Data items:
********************

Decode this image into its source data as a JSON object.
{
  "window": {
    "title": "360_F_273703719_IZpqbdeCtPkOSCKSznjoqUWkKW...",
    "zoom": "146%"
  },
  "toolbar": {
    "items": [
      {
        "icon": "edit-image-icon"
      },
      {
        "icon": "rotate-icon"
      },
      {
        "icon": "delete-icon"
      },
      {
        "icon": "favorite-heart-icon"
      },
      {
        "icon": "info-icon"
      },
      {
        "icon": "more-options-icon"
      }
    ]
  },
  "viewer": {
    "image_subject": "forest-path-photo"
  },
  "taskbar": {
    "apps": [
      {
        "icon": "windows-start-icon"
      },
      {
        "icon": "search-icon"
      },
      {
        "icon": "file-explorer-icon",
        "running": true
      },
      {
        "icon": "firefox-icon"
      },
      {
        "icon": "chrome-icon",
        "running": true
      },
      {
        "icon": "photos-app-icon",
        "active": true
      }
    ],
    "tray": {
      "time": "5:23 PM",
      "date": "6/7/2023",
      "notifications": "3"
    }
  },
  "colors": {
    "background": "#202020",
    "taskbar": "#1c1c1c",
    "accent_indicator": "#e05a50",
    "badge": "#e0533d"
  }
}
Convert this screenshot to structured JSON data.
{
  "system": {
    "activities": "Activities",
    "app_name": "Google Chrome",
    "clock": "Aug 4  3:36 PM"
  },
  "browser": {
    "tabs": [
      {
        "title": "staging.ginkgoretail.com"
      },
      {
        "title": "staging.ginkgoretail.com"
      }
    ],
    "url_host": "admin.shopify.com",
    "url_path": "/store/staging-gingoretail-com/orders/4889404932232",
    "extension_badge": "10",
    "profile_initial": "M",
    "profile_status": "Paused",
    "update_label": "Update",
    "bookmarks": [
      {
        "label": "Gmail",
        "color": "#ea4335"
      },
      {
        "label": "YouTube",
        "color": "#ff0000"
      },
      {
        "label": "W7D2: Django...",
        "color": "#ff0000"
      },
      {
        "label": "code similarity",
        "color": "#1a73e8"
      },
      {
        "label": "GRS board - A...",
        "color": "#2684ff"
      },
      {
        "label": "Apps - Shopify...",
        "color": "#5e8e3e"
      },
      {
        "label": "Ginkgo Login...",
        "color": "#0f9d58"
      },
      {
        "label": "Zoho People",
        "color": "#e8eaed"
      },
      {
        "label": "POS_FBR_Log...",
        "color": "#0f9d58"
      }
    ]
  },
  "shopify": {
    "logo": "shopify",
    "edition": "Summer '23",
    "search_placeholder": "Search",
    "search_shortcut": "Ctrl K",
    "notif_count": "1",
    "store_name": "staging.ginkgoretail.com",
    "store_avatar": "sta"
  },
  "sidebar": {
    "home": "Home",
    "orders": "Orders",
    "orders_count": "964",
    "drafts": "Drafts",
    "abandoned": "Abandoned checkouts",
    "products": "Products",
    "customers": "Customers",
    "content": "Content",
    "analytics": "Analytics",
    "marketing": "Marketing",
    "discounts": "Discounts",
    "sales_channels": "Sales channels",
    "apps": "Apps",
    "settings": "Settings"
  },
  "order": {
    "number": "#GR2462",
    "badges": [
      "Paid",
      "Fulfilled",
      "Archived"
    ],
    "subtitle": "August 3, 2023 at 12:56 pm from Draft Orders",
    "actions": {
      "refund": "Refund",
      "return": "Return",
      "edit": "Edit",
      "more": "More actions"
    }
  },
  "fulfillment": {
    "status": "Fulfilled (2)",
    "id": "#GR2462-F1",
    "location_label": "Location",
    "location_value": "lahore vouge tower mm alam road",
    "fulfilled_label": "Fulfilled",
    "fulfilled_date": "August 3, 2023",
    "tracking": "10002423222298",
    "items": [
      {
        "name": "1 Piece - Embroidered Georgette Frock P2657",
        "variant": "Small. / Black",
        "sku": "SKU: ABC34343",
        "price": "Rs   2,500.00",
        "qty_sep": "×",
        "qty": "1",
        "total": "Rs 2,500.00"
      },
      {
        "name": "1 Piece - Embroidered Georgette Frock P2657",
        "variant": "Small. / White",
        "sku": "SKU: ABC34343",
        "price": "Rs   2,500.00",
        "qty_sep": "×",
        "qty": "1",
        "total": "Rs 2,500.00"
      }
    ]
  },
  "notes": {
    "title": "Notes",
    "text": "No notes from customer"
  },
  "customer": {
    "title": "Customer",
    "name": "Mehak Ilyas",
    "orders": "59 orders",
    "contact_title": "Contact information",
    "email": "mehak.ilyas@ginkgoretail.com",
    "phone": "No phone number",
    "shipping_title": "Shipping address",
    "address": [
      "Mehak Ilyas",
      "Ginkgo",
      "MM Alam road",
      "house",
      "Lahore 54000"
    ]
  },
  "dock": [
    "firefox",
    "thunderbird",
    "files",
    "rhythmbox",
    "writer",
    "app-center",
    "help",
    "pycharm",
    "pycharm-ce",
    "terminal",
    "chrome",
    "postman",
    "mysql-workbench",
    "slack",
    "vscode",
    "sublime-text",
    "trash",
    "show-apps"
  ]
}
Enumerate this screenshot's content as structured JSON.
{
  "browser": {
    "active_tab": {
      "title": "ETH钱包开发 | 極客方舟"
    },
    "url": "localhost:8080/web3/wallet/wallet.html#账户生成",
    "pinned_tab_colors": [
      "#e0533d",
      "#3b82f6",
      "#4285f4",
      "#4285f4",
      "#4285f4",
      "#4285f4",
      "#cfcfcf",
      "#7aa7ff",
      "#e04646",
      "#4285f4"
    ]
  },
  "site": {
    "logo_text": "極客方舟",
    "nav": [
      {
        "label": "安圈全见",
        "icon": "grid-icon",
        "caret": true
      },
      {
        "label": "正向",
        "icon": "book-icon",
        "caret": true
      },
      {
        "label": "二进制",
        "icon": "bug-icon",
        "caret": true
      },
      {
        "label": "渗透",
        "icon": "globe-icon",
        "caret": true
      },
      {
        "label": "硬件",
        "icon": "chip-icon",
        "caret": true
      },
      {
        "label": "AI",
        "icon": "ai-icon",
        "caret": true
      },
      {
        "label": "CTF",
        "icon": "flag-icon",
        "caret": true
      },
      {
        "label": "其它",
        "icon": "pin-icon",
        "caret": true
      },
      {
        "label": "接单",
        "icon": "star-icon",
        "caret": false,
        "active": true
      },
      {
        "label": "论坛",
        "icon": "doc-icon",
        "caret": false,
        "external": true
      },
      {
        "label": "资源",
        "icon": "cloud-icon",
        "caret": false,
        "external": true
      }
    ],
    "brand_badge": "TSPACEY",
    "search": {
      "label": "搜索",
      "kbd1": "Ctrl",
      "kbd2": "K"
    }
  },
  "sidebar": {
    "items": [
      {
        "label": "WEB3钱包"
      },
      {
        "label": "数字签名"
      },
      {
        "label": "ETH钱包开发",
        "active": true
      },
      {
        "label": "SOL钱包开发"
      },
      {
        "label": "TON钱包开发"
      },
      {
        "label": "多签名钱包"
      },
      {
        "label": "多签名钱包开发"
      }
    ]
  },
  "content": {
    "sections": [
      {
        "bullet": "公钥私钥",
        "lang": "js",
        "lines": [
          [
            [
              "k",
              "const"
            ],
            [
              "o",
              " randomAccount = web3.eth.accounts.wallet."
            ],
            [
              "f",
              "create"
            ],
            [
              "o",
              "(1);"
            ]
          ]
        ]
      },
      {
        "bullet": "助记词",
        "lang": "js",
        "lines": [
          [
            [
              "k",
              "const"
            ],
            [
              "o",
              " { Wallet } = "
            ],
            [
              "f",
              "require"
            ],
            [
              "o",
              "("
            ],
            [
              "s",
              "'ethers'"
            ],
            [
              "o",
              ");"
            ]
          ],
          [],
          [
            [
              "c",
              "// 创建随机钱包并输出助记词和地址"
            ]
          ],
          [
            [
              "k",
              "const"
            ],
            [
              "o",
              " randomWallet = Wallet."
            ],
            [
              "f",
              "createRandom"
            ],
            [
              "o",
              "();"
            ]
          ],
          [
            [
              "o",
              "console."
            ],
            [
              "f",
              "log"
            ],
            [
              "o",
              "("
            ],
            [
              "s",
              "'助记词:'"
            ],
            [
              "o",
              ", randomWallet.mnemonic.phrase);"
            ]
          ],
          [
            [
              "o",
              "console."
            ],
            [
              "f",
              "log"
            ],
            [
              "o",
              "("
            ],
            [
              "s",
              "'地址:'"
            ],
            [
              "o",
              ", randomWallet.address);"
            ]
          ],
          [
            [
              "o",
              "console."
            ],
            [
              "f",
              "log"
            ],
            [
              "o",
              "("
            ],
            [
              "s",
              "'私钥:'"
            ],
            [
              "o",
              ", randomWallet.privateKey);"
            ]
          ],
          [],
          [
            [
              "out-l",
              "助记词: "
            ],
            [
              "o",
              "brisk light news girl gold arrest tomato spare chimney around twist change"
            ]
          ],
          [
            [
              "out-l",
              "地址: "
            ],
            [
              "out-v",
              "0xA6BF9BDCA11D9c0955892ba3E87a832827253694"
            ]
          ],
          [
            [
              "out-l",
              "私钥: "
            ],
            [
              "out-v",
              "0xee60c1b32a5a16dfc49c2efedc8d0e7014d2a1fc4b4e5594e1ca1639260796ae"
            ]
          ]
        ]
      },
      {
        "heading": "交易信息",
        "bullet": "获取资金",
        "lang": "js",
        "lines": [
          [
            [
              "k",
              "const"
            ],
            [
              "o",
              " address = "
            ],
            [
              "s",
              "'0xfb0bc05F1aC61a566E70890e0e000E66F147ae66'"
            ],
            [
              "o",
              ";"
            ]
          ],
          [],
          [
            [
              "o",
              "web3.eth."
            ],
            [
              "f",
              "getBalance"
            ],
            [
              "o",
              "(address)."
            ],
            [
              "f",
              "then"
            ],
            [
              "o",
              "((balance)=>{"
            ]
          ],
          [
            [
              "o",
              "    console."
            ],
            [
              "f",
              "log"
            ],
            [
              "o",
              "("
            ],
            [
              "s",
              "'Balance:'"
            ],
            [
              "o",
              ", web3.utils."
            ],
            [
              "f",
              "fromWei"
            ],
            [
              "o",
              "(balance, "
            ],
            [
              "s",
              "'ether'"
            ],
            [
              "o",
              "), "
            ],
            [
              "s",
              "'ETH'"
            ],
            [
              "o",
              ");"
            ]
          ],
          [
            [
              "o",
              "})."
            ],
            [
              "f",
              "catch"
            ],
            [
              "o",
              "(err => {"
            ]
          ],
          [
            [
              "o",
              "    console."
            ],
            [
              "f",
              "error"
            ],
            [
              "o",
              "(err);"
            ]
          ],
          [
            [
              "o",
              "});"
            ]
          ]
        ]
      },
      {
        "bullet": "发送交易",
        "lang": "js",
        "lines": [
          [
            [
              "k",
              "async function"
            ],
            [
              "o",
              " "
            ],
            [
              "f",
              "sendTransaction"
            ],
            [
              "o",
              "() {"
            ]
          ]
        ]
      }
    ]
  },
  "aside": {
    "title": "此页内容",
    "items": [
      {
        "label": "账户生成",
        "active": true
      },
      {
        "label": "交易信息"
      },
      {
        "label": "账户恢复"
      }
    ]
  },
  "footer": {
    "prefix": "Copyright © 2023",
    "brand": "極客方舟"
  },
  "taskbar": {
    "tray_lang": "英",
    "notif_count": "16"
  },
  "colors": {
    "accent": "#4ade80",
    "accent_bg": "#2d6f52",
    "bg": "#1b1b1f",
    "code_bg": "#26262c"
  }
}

********************

_THE REQUEST_
List each line in the listing that contains the string "August".

_RESULT BELOW_
    "subtitle": "August 3, 2023 at 12:56 pm from Draft Orders",
    "fulfilled_date": "August 3, 2023",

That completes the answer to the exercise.